| AUFGABENSTELLUNG |
Stelle bitte alle folgenden Daten Zeile für Zeile als nummerierte Liste dar und lass dabei Leerzeilen weg. Die Bilder gehören nicht in die Antwort.

| BEREITGESTELLTE DATEN |
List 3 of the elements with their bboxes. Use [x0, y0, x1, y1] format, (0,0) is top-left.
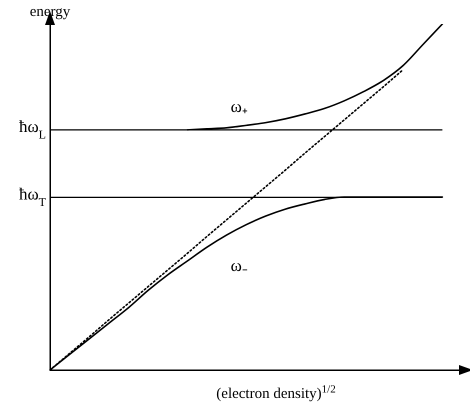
series-label: ω₊	[230, 96, 248, 116]
series-label: ω₋	[230, 256, 248, 276]
y-axis-title: energy	[30, 4, 71, 20]
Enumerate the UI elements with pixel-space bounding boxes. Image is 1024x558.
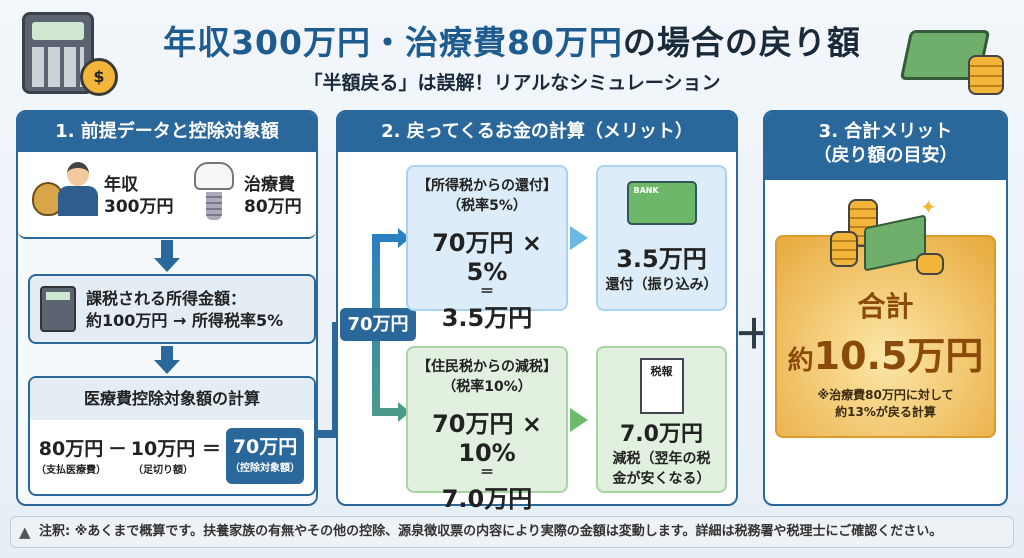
minus-sign: －	[108, 438, 128, 460]
coin-icon: $	[80, 58, 118, 96]
tooth-implant-icon	[194, 162, 234, 226]
deduction-calc-title: 医療費控除対象額の計算	[30, 378, 314, 420]
arrow-right-icon	[570, 226, 588, 250]
total-box: 合計 約10.5万円 ※治療費80万円に対して 約13%が戻る計算	[775, 235, 996, 438]
taxable-income-box: 課税される所得金額： 約100万円 → 所得税率5%	[28, 274, 316, 344]
total-label: 合計	[857, 290, 914, 323]
income-label: 年収	[104, 175, 138, 195]
panel-premise: 1. 前提データと控除対象額 年収 300万円 治療費 80万円 課税される所得…	[16, 110, 318, 506]
arrow-right-icon	[570, 408, 588, 432]
paid-note: （支払医療費）	[36, 465, 106, 476]
threshold-note: （足切り額）	[133, 465, 193, 476]
treatment-value: 80万円	[244, 197, 302, 217]
panel-title: 3. 合計メリット	[818, 121, 953, 142]
income-value: 300万円	[104, 197, 174, 217]
warning-icon: ▲	[19, 523, 31, 541]
coins-icon	[968, 55, 1004, 95]
resident-tax-result-box: 税報 7.0万円 減税（翌年の税 金が安くなる）	[596, 346, 727, 493]
deduction-badge: 70万円	[340, 308, 416, 341]
taxable-line2: 約100万円 → 所得税率5%	[86, 311, 284, 330]
premise-box: 年収 300万円 治療費 80万円	[18, 152, 316, 239]
income-tax-box: 【所得税からの還付】 （税率5%） 70万円 × 5% ＝ 3.5万円	[406, 165, 568, 332]
equals-sign: ＝	[202, 438, 222, 460]
panel-title: 2. 戻ってくるお金の計算（メリット）	[338, 112, 736, 152]
panel-title: 1. 前提データと控除対象額	[18, 112, 316, 152]
treatment-label: 治療費	[244, 175, 295, 195]
income-tax-result-box: BANK 3.5万円 還付（振り込み）	[596, 165, 727, 311]
tax-document-icon: 税報	[639, 358, 684, 414]
coins-bills-icon: ✦	[830, 195, 950, 275]
deduction-calc-box: 医療費控除対象額の計算 80万円 （支払医療費） － 10万円 （足切り額） ＝…	[28, 376, 316, 496]
total-amount: 約10.5万円	[787, 334, 984, 378]
arrow-down-icon	[154, 360, 180, 374]
arrow-down-icon	[154, 258, 180, 272]
bank-card-icon: BANK	[626, 181, 697, 225]
page-subtitle: 「半額戻る」は誤解！リアルなシミュレーション	[303, 72, 721, 94]
threshold-amount: 10万円	[130, 438, 196, 460]
deduction-result: 70万円 （控除対象額）	[226, 428, 304, 484]
panel-subtitle: （戻り額の目安）	[813, 145, 958, 166]
footer-note: ▲ 注釈: ※あくまで概算です。扶養家族の有無やその他の控除、源泉徴収票の内容に…	[10, 516, 1014, 548]
businessman-icon	[58, 162, 98, 218]
resident-tax-box: 【住民税からの減税】 （税率10%） 70万円 × 10% ＝ 7.0万円	[406, 346, 568, 513]
calculator-icon	[22, 12, 94, 94]
paid-amount: 80万円	[38, 438, 104, 460]
calculator-icon	[40, 286, 76, 332]
taxable-line1: 課税される所得金額：	[86, 289, 247, 308]
page-title: 年収300万円・治療費80万円の場合の戻り額	[163, 23, 861, 62]
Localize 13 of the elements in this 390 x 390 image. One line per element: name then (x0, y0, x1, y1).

| LÖSUNG DER AUFGABE |
1. List 3 of the elements with their bboxes. Use [x0, y0, x1, y1] format, (0,0) is top-left.
2. series-label: ω₊	[230, 96, 248, 116]
3. series-label: ω₋	[230, 256, 248, 276]
4. y-axis-title: energy	[30, 4, 71, 20]
5. Enumerate the UI elements with pixel-space bounding boxes. Image is 1024x558.
6. minus-sign: －	[108, 438, 128, 460]
7. coin-icon: $	[80, 58, 118, 96]
8. tooth-implant-icon	[194, 162, 234, 226]
9. deduction-calc-title: 医療費控除対象額の計算	[30, 378, 314, 420]
10. arrow-right-icon	[570, 226, 588, 250]
11. total-box: 合計 約10.5万円 ※治療費80万円に対して 約13%が戻る計算	[775, 235, 996, 438]
12. taxable-income-box: 課税される所得金額： 約100万円 → 所得税率5%	[28, 274, 316, 344]
13. total-label: 合計	[857, 290, 914, 323]
14. income-label: 年収	[104, 175, 138, 195]
15. panel-premise: 1. 前提データと控除対象額 年収 300万円 治療費 80万円 課税される所得…	[16, 110, 318, 506]
16. arrow-right-icon	[570, 408, 588, 432]
17. paid-note: （支払医療費）	[36, 465, 106, 476]
18. threshold-note: （足切り額）	[133, 465, 193, 476]
19. treatment-value: 80万円	[244, 197, 302, 217]
20. panel-title: 3. 合計メリット	[818, 121, 953, 142]
21. income-value: 300万円	[104, 197, 174, 217]
22. warning-icon: ▲	[19, 523, 31, 541]
23. coins-icon	[968, 55, 1004, 95]
24. resident-tax-result-box: 税報 7.0万円 減税（翌年の税 金が安くなる）	[596, 346, 727, 493]
25. deduction-badge: 70万円	[340, 308, 416, 341]
26. taxable-line2: 約100万円 → 所得税率5%	[86, 311, 284, 330]
27. premise-box: 年収 300万円 治療費 80万円	[18, 152, 316, 239]
28. income-tax-box: 【所得税からの還付】 （税率5%） 70万円 × 5% ＝ 3.5万円	[406, 165, 568, 332]
29. equals-sign: ＝	[202, 438, 222, 460]
30. panel-title: 2. 戻ってくるお金の計算（メリット）	[338, 112, 736, 152]
31. panel-title: 1. 前提データと控除対象額	[18, 112, 316, 152]
32. treatment-label: 治療費	[244, 175, 295, 195]
33. income-tax-result-box: BANK 3.5万円 還付（振り込み）	[596, 165, 727, 311]
34. tax-document-icon: 税報	[639, 358, 684, 414]
35. coins-bills-icon: ✦	[830, 195, 950, 275]
36. deduction-calc-box: 医療費控除対象額の計算 80万円 （支払医療費） － 10万円 （足切り額） ＝…	[28, 376, 316, 496]
37. total-amount: 約10.5万円	[787, 334, 984, 378]
38. arrow-down-icon	[154, 360, 180, 374]
39. arrow-down-icon	[154, 258, 180, 272]
40. bank-card-icon: BANK	[626, 181, 697, 225]
41. page-subtitle: 「半額戻る」は誤解！リアルなシミュレーション	[303, 72, 721, 94]
42. threshold-amount: 10万円	[130, 438, 196, 460]
43. deduction-result: 70万円 （控除対象額）	[226, 428, 304, 484]
44. panel-subtitle: （戻り額の目安）	[813, 145, 958, 166]
45. footer-note: ▲ 注釈: ※あくまで概算です。扶養家族の有無やその他の控除、源泉徴収票の内容に…	[10, 516, 1014, 548]
46. businessman-icon	[58, 162, 98, 218]
47. resident-tax-box: 【住民税からの減税】 （税率10%） 70万円 × 10% ＝ 7.0万円	[406, 346, 568, 513]
48. calculator-icon	[22, 12, 94, 94]
49. paid-amount: 80万円	[38, 438, 104, 460]
50. calculator-icon	[40, 286, 76, 332]
51. taxable-line1: 課税される所得金額：	[86, 289, 247, 308]
52. page-title: 年収300万円・治療費80万円の場合の戻り額	[163, 23, 861, 62]
53. Localize 13 of the elements in this 390 x 390 image. One line per element: name then (x0, y0, x1, y1).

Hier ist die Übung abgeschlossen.